_Aim of the exercise_: What is needed is the run of lines from the one with "Give me the" through the close of the data, set down exactly.

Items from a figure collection

-- begin --

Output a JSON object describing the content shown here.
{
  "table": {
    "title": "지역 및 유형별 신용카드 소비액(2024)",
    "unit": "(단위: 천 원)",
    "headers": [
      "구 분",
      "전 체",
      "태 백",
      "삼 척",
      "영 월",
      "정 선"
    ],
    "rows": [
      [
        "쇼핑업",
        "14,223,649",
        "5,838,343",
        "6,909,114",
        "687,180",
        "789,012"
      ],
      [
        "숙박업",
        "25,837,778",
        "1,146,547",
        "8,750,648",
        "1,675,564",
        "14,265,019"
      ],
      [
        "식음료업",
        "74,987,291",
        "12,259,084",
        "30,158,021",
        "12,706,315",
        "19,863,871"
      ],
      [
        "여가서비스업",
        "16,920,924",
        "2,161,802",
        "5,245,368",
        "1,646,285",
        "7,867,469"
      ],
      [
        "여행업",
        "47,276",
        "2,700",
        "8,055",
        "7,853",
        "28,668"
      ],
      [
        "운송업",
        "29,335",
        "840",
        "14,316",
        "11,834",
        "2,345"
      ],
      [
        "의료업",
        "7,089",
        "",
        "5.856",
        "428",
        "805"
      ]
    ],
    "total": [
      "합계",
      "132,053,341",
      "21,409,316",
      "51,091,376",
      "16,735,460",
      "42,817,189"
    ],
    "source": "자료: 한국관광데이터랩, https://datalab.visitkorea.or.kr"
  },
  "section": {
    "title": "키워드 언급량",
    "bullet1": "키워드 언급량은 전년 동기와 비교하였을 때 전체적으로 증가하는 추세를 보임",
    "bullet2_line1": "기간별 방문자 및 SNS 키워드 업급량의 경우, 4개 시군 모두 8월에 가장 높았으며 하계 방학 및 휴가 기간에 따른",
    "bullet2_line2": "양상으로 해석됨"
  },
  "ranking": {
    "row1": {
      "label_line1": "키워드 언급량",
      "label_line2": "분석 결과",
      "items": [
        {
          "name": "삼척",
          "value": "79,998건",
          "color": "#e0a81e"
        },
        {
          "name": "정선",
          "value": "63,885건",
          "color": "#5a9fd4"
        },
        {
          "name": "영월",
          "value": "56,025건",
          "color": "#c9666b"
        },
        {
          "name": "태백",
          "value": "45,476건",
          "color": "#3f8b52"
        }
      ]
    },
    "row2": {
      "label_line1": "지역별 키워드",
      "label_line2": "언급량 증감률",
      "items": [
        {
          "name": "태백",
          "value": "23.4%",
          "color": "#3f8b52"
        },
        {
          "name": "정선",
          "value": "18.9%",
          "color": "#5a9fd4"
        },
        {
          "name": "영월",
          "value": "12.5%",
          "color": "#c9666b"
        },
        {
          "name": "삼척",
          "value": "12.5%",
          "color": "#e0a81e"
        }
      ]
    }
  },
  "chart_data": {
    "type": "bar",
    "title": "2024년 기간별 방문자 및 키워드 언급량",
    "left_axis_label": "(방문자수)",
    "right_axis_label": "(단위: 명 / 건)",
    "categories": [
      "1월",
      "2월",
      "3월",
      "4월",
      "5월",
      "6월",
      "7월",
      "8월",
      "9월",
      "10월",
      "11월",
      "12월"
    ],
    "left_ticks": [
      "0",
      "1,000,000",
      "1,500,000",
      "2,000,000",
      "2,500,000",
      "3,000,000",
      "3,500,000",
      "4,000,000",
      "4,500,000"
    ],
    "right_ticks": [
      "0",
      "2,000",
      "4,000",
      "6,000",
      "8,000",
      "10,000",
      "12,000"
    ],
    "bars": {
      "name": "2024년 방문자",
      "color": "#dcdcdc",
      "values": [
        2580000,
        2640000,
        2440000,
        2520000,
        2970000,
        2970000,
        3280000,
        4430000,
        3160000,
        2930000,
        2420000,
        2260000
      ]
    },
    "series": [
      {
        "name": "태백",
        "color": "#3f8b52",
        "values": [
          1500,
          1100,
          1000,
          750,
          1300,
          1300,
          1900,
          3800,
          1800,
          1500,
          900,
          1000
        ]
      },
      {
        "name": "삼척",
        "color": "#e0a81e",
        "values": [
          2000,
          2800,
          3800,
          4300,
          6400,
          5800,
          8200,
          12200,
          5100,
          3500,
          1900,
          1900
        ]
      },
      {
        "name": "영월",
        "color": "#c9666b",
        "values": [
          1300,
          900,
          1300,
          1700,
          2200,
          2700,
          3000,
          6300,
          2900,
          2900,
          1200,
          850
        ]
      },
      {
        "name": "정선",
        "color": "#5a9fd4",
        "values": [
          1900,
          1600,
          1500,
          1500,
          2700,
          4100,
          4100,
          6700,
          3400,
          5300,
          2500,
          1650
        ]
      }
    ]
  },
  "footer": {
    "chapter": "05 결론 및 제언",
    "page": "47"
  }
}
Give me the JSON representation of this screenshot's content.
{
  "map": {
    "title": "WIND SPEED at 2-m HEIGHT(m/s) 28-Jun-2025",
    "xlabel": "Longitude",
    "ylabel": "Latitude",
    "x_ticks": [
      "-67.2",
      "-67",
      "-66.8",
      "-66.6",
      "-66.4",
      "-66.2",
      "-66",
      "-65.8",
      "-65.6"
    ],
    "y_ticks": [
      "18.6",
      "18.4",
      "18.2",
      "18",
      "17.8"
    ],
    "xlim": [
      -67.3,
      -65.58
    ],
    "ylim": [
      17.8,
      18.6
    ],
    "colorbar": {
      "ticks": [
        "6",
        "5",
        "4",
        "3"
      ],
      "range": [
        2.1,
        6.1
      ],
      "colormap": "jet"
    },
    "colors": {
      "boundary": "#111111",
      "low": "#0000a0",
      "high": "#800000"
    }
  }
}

-- end --

_Correct output_:
Give me the JSON representation of this screenshot's content.
{
  "map": {
    "title": "WIND SPEED at 2-m HEIGHT(m/s) 28-Jun-2025",
    "xlabel": "Longitude",
    "ylabel": "Latitude",
    "x_ticks": [
      "-67.2",
      "-67",
      "-66.8",
      "-66.6",
      "-66.4",
      "-66.2",
      "-66",
      "-65.8",
      "-65.6"
    ],
    "y_ticks": [
      "18.6",
      "18.4",
      "18.2",
      "18",
      "17.8"
    ],
    "xlim": [
      -67.3,
      -65.58
    ],
    "ylim": [
      17.8,
      18.6
    ],
    "colorbar": {
      "ticks": [
        "6",
        "5",
        "4",
        "3"
      ],
      "range": [
        2.1,
        6.1
      ],
      "colormap": "jet"
    },
    "colors": {
      "boundary": "#111111",
      "low": "#0000a0",
      "high": "#800000"
    }
  }
}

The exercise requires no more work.